↓↓↓
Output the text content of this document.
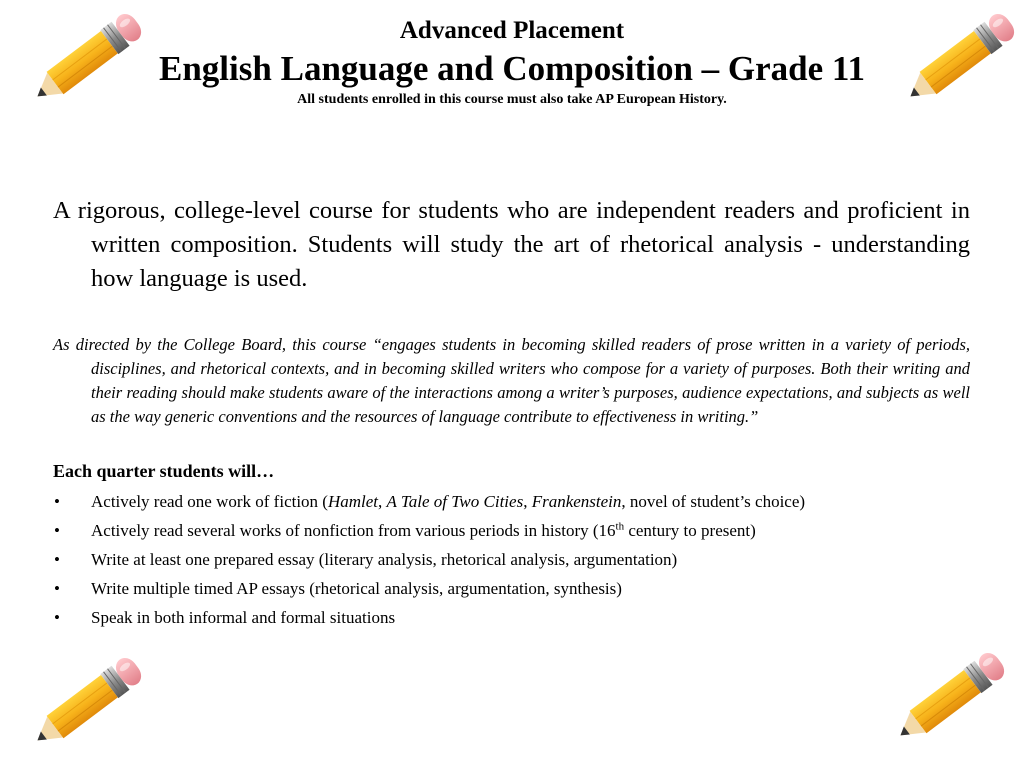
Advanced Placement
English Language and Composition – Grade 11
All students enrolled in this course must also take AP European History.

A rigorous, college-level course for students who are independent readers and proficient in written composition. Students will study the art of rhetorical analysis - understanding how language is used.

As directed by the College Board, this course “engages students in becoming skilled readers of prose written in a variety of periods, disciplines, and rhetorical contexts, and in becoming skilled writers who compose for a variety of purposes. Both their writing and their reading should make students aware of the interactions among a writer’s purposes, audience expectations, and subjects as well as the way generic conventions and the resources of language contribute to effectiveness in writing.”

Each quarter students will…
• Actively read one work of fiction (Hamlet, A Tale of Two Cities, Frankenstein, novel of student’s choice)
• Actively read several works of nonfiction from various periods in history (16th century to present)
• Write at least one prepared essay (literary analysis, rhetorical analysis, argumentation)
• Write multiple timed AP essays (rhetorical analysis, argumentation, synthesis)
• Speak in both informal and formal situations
↑↑↑
> EXERCISE INSTRUCTIONS
Every line above that contains the word "Actively" should be reported.

> SOLUTION FOR THIS PROBLEM
• Actively read one work of fiction (Hamlet, A Tale of Two Cities, Frankenstein, novel of student’s choice)
• Actively read several works of nonfiction from various periods in history (16th century to present)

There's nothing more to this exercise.